Begin Material to process

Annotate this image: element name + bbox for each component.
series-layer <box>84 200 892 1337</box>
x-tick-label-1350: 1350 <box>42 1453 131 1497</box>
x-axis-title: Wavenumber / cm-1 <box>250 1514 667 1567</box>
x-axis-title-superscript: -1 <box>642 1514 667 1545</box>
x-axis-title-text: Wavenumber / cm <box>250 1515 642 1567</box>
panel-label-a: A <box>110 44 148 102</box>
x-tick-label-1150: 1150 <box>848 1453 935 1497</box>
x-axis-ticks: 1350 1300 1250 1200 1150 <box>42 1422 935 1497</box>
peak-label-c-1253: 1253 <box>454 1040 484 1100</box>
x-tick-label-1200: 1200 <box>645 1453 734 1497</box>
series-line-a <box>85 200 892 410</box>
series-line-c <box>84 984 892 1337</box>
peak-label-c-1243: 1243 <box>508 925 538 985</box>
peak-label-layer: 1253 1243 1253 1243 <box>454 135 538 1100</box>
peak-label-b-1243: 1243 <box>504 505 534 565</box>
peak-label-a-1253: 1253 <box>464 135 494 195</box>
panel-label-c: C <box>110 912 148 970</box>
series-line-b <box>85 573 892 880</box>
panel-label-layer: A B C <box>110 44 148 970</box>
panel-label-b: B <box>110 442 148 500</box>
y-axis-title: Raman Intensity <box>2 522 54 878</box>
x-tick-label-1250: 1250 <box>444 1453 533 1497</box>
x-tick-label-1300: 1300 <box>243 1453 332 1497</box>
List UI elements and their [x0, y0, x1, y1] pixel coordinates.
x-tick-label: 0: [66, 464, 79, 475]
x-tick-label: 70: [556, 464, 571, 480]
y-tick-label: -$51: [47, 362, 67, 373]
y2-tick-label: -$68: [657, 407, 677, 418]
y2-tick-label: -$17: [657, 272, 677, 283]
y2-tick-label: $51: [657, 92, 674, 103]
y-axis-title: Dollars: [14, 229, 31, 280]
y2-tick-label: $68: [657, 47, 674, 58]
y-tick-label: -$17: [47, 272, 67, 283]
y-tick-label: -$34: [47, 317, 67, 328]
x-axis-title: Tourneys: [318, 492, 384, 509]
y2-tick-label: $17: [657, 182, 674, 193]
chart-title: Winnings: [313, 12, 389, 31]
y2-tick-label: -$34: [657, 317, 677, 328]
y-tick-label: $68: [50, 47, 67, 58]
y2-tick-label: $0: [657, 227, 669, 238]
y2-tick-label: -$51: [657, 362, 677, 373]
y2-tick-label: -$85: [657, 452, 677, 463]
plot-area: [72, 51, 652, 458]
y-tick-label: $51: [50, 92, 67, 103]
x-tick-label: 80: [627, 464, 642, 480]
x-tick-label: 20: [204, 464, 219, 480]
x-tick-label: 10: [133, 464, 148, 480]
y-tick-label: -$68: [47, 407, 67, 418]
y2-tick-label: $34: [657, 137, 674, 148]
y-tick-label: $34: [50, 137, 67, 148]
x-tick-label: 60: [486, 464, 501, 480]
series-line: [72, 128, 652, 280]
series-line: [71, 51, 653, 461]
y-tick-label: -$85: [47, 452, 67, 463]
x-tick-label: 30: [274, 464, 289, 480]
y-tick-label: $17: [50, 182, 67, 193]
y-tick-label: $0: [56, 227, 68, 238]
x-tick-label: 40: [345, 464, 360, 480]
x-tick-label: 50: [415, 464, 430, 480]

End Material to process

Rewrite all of the data above as a numbered list with one line per number, and leave out any blank lines.

_Answer in full_
1. Annotate this image: element name + bbox for each component.
2. series-layer <box>84 200 892 1337</box>
3. x-tick-label-1350: 1350 <box>42 1453 131 1497</box>
4. x-axis-title: Wavenumber / cm-1 <box>250 1514 667 1567</box>
5. x-axis-title-superscript: -1 <box>642 1514 667 1545</box>
6. x-axis-title-text: Wavenumber / cm <box>250 1515 642 1567</box>
7. panel-label-a: A <box>110 44 148 102</box>
8. x-tick-label-1150: 1150 <box>848 1453 935 1497</box>
9. x-axis-ticks: 1350 1300 1250 1200 1150 <box>42 1422 935 1497</box>
10. peak-label-c-1253: 1253 <box>454 1040 484 1100</box>
11. x-tick-label-1200: 1200 <box>645 1453 734 1497</box>
12. series-line-a <box>85 200 892 410</box>
13. series-line-c <box>84 984 892 1337</box>
14. peak-label-c-1243: 1243 <box>508 925 538 985</box>
15. peak-label-layer: 1253 1243 1253 1243 <box>454 135 538 1100</box>
16. peak-label-b-1243: 1243 <box>504 505 534 565</box>
17. peak-label-a-1253: 1253 <box>464 135 494 195</box>
18. panel-label-c: C <box>110 912 148 970</box>
19. series-line-b <box>85 573 892 880</box>
20. panel-label-layer: A B C <box>110 44 148 970</box>
21. panel-label-b: B <box>110 442 148 500</box>
22. y-axis-title: Raman Intensity <box>2 522 54 878</box>
23. x-tick-label-1250: 1250 <box>444 1453 533 1497</box>
24. x-tick-label-1300: 1300 <box>243 1453 332 1497</box>
25. List UI elements and their [x0, y0, x1, y1] pixel coordinates.
26. x-tick-label: 0: [66, 464, 79, 475]
27. x-tick-label: 70: [556, 464, 571, 480]
28. y-tick-label: -$51: [47, 362, 67, 373]
29. y2-tick-label: -$68: [657, 407, 677, 418]
30. y2-tick-label: -$17: [657, 272, 677, 283]
31. y2-tick-label: $51: [657, 92, 674, 103]
32. y-axis-title: Dollars: [14, 229, 31, 280]
33. y2-tick-label: $68: [657, 47, 674, 58]
34. y-tick-label: -$17: [47, 272, 67, 283]
35. y-tick-label: -$34: [47, 317, 67, 328]
36. x-axis-title: Tourneys: [318, 492, 384, 509]
37. y2-tick-label: $17: [657, 182, 674, 193]
38. chart-title: Winnings: [313, 12, 389, 31]
39. y2-tick-label: -$34: [657, 317, 677, 328]
40. y-tick-label: $68: [50, 47, 67, 58]
41. y2-tick-label: $0: [657, 227, 669, 238]
42. y2-tick-label: -$51: [657, 362, 677, 373]
43. y2-tick-label: -$85: [657, 452, 677, 463]
44. plot-area: [72, 51, 652, 458]
45. y-tick-label: $51: [50, 92, 67, 103]
46. x-tick-label: 80: [627, 464, 642, 480]
47. x-tick-label: 20: [204, 464, 219, 480]
48. x-tick-label: 10: [133, 464, 148, 480]
49. y-tick-label: -$68: [47, 407, 67, 418]
50. y2-tick-label: $34: [657, 137, 674, 148]
51. y-tick-label: $34: [50, 137, 67, 148]
52. x-tick-label: 60: [486, 464, 501, 480]
53. series-line: [72, 128, 652, 280]
54. series-line: [71, 51, 653, 461]
55. y-tick-label: -$85: [47, 452, 67, 463]
56. x-tick-label: 30: [274, 464, 289, 480]
57. y-tick-label: $17: [50, 182, 67, 193]
58. y-tick-label: $0: [56, 227, 68, 238]
59. x-tick-label: 40: [345, 464, 360, 480]
60. x-tick-label: 50: [415, 464, 430, 480]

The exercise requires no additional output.